Ekşisözlüğe yazmıştım ama sanırım henüz daha yazarlığım onaylanmadı buraya da atmak istedim.
Ne kadar yazarsam yazayım tarif edilmesi imkansız olan bir histir. Aşktır. O kusursuz çizgi serileri ve dizileri izleyememek çok büyük bir kayıptır. 94 doğumlu birisi olarak 10 yıldan fazla süredir aramaktayım. Neden neden ailesi'nin VCD'sinin satıldığı dönemlerde almıştım yoksa Victor'un, Bobby'nin o muhtaç sesini bir daha duyamayacaktım. Çok kıymetli dublaj ustalarının çalıştığı bir süreçti. Murat Şen'in gençlik yılları, Ali Ekber Diribaş'ın Jack ve Kene sesiyle kulaklarımızın pasını sildiği tekrarı elzem yıllardı.

Kaydedilmiş veri girdileri
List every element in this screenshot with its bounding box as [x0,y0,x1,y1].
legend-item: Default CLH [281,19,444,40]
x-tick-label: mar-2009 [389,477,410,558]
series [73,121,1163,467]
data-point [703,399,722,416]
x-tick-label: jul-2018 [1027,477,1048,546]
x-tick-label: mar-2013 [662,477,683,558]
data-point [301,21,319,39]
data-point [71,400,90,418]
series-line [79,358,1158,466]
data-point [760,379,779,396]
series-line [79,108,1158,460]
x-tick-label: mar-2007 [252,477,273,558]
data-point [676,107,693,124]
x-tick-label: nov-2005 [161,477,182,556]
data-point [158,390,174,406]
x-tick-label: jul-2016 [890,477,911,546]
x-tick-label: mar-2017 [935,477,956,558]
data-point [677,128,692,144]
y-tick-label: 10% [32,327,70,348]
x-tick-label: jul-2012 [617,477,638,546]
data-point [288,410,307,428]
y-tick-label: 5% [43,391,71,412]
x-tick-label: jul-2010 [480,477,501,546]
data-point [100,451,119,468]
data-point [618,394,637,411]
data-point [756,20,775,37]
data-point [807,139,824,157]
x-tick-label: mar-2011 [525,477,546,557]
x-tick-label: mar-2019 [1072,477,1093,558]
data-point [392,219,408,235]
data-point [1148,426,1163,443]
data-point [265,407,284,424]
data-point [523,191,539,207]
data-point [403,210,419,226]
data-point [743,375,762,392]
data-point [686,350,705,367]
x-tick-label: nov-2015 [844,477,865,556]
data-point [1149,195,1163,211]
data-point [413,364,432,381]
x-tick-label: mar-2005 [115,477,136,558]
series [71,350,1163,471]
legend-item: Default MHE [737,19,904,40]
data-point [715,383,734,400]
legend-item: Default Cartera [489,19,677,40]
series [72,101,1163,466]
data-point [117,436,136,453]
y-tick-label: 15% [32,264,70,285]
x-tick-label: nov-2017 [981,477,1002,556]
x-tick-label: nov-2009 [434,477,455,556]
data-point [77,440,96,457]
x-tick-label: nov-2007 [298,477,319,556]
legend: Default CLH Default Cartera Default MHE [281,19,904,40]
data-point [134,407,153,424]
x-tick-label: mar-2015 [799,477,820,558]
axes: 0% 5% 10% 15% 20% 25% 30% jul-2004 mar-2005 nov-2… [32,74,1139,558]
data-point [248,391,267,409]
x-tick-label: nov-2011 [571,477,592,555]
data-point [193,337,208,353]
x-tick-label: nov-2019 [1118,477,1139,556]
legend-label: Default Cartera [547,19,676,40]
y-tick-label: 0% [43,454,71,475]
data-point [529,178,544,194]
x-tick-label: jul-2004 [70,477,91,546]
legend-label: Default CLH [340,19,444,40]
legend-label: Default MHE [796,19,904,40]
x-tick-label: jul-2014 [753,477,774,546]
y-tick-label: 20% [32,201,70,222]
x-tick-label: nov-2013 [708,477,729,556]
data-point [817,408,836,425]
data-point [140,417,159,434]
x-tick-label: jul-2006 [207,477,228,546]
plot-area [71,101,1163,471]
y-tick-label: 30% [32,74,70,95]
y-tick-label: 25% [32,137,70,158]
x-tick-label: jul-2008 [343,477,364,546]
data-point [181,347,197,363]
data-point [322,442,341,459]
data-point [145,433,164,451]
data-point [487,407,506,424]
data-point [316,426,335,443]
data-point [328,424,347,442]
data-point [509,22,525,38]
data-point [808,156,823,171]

==

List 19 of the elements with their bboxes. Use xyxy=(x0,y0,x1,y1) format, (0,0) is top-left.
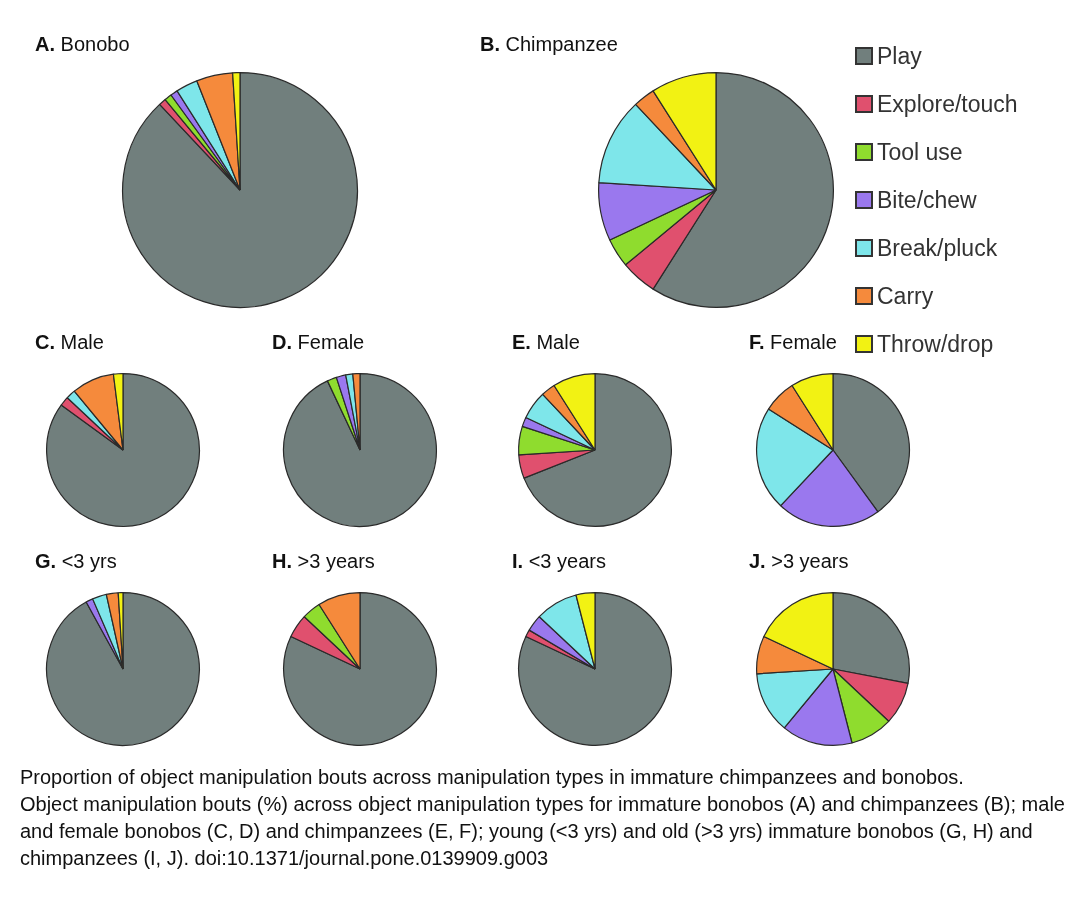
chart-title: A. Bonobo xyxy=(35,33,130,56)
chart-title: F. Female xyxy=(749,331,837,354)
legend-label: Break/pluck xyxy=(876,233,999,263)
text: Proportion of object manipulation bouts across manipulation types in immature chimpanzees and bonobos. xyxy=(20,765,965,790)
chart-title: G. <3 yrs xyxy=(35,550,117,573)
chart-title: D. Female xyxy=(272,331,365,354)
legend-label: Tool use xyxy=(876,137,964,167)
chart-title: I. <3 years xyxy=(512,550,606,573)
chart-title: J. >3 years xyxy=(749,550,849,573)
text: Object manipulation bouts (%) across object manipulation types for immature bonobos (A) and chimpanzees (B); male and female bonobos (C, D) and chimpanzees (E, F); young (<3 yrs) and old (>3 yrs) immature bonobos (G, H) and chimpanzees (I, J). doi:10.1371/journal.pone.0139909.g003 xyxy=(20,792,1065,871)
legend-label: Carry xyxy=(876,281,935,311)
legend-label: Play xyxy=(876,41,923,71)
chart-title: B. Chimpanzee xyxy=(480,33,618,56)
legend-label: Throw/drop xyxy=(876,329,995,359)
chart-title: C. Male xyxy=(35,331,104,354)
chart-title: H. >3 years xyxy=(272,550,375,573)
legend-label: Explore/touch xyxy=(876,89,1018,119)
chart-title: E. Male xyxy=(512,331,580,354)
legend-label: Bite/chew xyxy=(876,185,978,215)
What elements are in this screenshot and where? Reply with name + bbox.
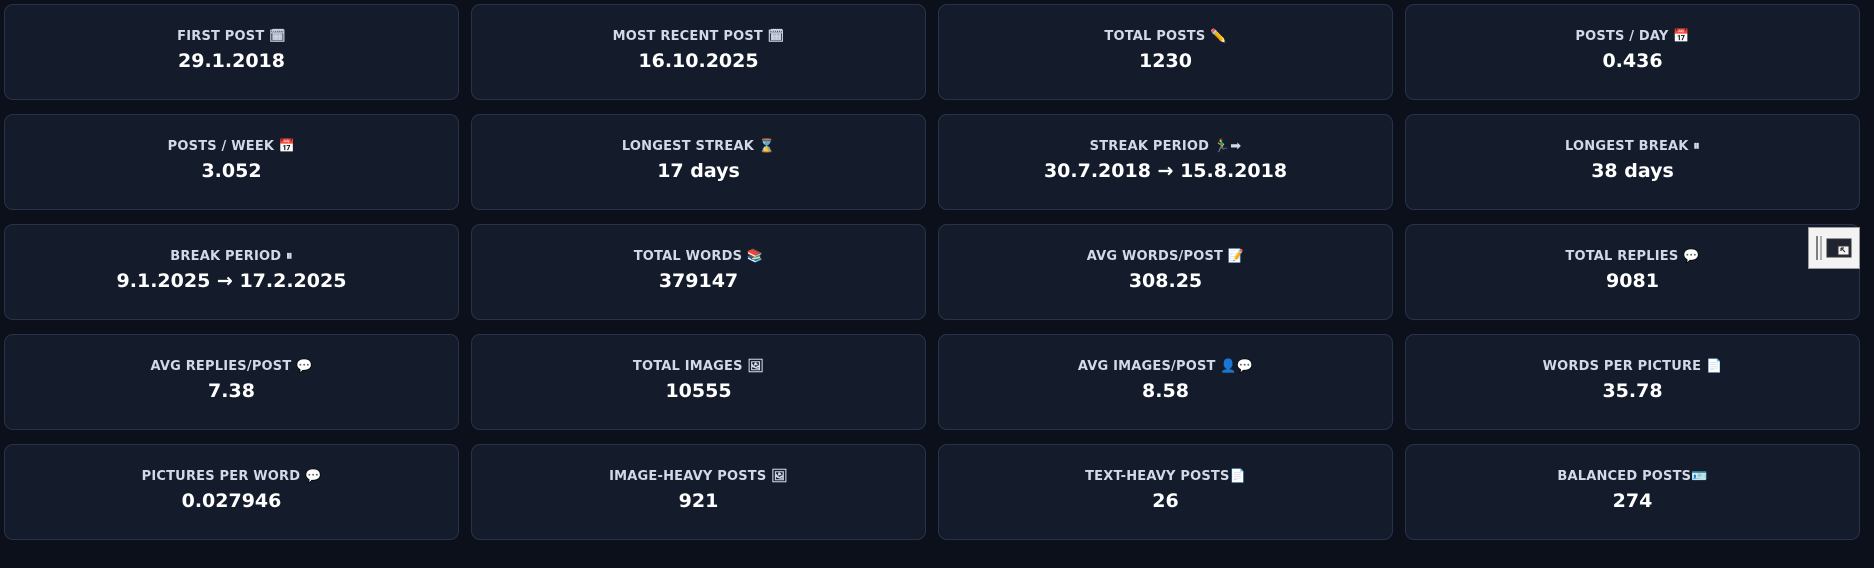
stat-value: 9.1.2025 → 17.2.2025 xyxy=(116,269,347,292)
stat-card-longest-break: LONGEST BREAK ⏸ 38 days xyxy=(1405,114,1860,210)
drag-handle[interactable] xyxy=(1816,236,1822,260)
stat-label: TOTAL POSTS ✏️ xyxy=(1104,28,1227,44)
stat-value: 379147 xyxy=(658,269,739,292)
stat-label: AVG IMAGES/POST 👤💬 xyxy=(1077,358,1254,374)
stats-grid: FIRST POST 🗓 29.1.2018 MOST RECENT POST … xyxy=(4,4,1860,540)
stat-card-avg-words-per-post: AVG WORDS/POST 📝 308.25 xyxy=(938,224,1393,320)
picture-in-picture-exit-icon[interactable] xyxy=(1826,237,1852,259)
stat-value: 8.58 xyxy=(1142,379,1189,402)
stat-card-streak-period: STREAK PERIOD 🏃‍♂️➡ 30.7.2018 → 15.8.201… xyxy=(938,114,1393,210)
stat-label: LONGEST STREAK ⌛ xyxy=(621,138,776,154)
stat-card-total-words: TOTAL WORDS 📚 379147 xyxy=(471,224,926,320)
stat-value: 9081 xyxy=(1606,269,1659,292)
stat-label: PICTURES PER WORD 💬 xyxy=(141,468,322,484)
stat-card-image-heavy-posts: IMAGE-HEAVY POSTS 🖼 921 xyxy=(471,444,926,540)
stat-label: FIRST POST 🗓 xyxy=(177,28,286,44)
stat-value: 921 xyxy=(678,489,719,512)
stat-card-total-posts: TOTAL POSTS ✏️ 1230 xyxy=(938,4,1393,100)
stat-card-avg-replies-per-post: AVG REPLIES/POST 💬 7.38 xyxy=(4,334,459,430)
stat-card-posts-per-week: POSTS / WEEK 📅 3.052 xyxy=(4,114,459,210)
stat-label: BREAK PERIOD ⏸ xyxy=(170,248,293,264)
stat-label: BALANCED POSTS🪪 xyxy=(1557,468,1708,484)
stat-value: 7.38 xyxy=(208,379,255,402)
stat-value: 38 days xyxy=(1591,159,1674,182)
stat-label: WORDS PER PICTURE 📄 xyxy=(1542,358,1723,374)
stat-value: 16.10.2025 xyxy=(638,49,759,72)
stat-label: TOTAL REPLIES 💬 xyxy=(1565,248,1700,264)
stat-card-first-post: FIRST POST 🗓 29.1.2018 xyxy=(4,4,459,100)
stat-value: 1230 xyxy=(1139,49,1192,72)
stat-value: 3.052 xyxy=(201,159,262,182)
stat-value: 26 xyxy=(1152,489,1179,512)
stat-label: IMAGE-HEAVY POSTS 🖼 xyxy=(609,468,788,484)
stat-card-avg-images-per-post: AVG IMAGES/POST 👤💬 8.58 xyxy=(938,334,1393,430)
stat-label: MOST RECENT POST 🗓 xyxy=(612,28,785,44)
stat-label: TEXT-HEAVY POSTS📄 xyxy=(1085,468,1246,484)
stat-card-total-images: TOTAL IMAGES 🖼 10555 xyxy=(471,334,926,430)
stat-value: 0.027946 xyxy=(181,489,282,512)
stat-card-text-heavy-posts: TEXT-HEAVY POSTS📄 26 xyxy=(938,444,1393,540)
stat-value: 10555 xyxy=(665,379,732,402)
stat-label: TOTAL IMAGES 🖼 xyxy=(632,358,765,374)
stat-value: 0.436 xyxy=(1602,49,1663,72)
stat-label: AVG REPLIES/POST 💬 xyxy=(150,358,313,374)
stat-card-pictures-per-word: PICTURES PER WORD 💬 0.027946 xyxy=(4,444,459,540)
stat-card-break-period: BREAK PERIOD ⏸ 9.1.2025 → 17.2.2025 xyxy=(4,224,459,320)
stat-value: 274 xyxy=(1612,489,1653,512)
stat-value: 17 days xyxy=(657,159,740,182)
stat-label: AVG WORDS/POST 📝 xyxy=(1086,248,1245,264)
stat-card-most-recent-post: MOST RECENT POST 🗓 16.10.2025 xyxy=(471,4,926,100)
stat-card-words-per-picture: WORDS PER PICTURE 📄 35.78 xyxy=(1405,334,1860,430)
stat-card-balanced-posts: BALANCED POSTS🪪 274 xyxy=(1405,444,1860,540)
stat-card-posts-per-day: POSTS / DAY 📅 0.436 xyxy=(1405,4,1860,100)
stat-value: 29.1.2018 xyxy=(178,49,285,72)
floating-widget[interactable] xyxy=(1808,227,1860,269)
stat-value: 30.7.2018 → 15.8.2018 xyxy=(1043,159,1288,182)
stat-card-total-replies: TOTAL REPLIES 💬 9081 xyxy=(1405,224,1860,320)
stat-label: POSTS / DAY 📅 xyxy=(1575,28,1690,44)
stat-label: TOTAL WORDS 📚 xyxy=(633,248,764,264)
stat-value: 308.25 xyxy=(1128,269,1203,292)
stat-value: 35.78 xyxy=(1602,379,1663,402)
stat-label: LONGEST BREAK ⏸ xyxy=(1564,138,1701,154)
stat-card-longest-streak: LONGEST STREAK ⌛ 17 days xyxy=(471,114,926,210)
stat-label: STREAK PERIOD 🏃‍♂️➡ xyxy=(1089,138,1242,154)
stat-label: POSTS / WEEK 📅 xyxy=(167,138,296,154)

...

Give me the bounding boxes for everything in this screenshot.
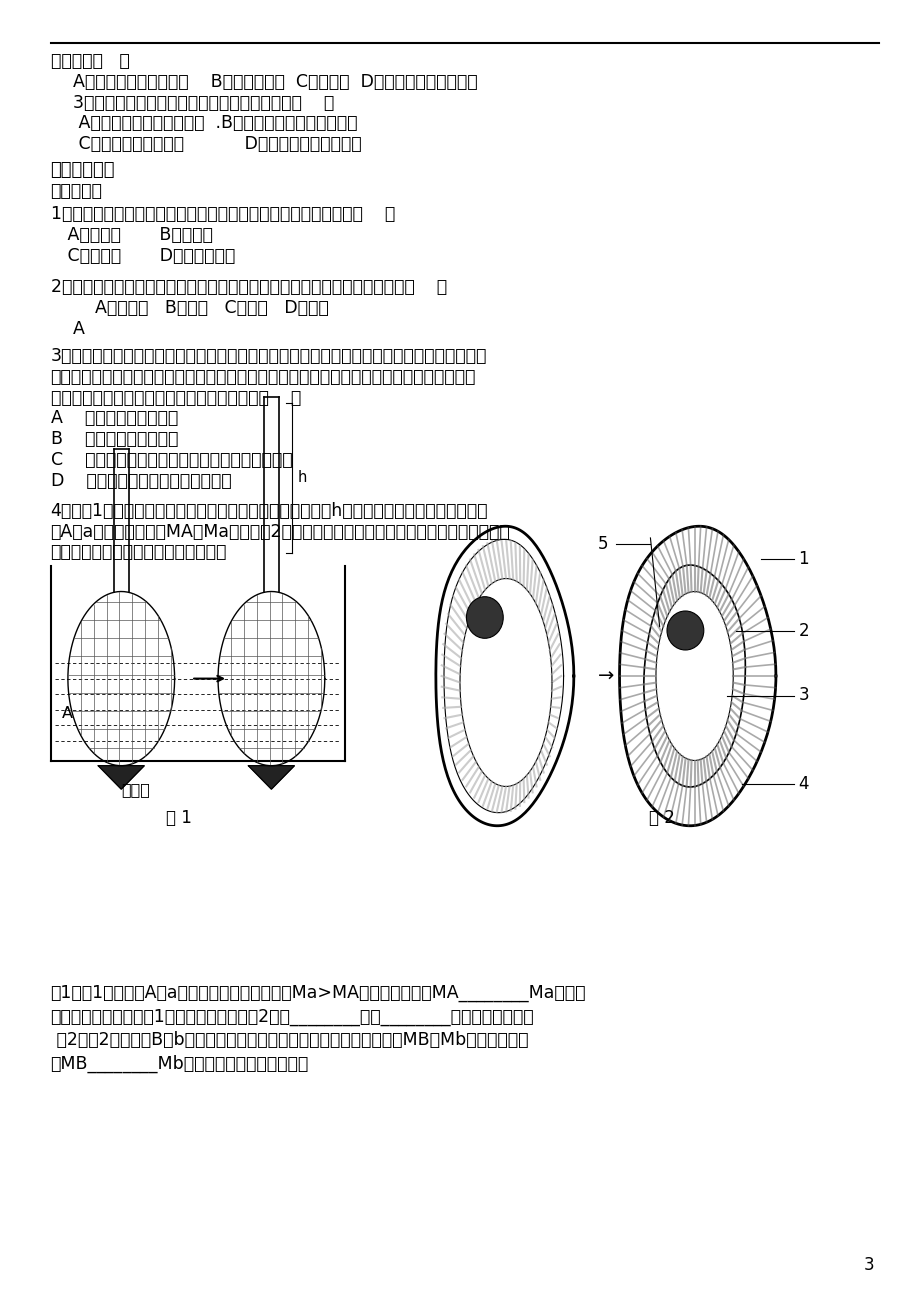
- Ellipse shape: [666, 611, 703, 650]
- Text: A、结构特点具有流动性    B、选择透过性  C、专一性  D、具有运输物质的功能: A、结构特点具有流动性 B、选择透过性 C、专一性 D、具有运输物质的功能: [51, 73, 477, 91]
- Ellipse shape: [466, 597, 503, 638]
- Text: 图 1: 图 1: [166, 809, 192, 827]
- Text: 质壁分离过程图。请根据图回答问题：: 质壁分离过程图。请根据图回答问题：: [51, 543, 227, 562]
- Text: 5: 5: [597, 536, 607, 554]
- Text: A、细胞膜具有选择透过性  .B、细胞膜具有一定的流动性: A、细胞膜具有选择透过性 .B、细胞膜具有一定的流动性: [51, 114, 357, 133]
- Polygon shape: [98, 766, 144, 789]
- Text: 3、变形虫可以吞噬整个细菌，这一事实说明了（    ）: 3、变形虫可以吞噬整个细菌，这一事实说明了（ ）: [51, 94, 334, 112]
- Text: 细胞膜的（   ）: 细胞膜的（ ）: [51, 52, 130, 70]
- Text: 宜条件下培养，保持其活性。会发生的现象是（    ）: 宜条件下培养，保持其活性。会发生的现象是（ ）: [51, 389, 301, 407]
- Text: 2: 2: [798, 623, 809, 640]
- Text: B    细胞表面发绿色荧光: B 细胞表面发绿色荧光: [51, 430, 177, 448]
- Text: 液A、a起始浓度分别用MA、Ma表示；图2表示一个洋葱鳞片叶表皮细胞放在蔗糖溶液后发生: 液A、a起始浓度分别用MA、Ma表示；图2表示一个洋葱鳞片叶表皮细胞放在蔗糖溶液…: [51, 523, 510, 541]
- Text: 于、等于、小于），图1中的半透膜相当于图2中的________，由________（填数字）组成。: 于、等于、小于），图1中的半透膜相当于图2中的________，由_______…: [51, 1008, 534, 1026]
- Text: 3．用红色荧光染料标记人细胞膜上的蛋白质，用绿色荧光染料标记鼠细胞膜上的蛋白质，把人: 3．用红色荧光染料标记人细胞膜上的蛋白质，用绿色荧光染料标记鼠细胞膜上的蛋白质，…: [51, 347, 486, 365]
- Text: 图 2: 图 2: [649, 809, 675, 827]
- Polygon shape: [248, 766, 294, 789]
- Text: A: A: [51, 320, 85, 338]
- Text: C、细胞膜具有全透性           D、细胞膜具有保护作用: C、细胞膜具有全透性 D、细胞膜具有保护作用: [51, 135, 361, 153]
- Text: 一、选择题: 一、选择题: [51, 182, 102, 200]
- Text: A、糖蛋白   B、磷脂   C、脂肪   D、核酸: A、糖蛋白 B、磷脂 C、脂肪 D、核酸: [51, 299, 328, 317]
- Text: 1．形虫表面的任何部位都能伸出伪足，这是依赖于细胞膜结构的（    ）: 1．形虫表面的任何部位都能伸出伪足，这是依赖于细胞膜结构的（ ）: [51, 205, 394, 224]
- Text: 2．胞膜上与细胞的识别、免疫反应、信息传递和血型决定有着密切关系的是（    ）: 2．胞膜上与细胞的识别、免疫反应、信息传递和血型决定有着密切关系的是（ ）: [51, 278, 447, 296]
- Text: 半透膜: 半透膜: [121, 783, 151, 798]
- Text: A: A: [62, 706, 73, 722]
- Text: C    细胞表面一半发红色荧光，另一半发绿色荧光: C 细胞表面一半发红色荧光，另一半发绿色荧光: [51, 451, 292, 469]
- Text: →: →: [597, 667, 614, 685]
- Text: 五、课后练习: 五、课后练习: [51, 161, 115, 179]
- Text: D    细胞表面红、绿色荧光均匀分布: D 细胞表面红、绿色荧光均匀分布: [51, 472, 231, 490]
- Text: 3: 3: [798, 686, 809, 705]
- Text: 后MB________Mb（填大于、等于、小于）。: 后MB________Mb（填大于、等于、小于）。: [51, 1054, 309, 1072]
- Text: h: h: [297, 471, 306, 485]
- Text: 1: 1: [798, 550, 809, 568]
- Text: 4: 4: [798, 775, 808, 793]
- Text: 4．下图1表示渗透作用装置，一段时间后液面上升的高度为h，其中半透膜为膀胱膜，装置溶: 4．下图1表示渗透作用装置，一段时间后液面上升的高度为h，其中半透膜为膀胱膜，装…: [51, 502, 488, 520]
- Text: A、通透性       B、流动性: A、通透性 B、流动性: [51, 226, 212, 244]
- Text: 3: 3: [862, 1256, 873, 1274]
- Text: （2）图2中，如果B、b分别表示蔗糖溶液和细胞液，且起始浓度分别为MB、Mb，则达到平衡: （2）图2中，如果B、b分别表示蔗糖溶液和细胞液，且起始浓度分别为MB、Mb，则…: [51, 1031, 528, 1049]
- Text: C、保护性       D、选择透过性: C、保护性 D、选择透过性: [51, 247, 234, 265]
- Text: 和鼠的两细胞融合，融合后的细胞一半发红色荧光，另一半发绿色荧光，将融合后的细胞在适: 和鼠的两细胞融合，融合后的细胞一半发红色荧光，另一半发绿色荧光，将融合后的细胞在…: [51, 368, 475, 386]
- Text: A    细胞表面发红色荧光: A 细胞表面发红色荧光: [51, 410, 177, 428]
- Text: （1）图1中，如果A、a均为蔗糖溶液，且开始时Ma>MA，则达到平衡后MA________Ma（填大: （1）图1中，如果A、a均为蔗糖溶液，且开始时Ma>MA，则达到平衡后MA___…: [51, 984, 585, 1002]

* _Alıştırma Seti_:
1. Yukarıdaki dublaj hatıraları metnini hiçbir değişiklik yapmadan baştan sona yazdır.
2. Girdilerde "- Ellipse shape: [666, 611, 703, 650]" içeren satırdan başlayıp "- Text: 细胞膜的（" içeren satıra kadar inen her şeyi, iki uçtaki satır da dahil, aynen çıktı olarak ver; başka hiçbir satırı ekleme.

* _Görev Yanıtları_:
1.
Ekşisözlüğe yazmıştım ama sanırım henüz daha yazarlığım onaylanmadı buraya da atmak istedim.
Ne kadar yazarsam yazayım tarif edilmesi imkansız olan bir histir. Aşktır. O kusursuz çizgi serileri ve dizileri izleyememek çok büyük bir kayıptır. 94 doğumlu birisi olarak 10 yıldan fazla süredir aramaktayım. Neden neden ailesi'nin VCD'sinin satıldığı dönemlerde almıştım yoksa Victor'un, Bobby'nin o muhtaç sesini bir daha duyamayacaktım. Çok kıymetli dublaj ustalarının çalıştığı bir süreçti. Murat Şen'in gençlik yılları, Ali Ekber Diribaş'ın Jack ve Kene sesiyle kulaklarımızın pasını sildiği tekrarı elzem yıllardı.

2.
- Ellipse shape: [666, 611, 703, 650]
- Text: A、结构特点具有流动性    B、选择透过性  C、专一性  D、具有运输物质的功能: A、结构特点具有流动性 B、选择透过性 C、专一性 D、具有运输物质的功能: [51, 73, 477, 91]
- Ellipse shape: [466, 597, 503, 638]
- Text: 图 1: 图 1: [166, 809, 192, 827]
- Text: 质壁分离过程图。请根据图回答问题：: 质壁分离过程图。请根据图回答问题：: [51, 543, 227, 562]
- Text: 5: 5: [597, 536, 607, 554]
- Text: A、细胞膜具有选择透过性  .B、细胞膜具有一定的流动性: A、细胞膜具有选择透过性 .B、细胞膜具有一定的流动性: [51, 114, 357, 133]
- Polygon shape: [98, 766, 144, 789]
- Text: 3、变形虫可以吞噬整个细菌，这一事实说明了（    ）: 3、变形虫可以吞噬整个细菌，这一事实说明了（ ）: [51, 94, 334, 112]
- Text: 细胞膜的（   ）: 细胞膜的（ ）: [51, 52, 130, 70]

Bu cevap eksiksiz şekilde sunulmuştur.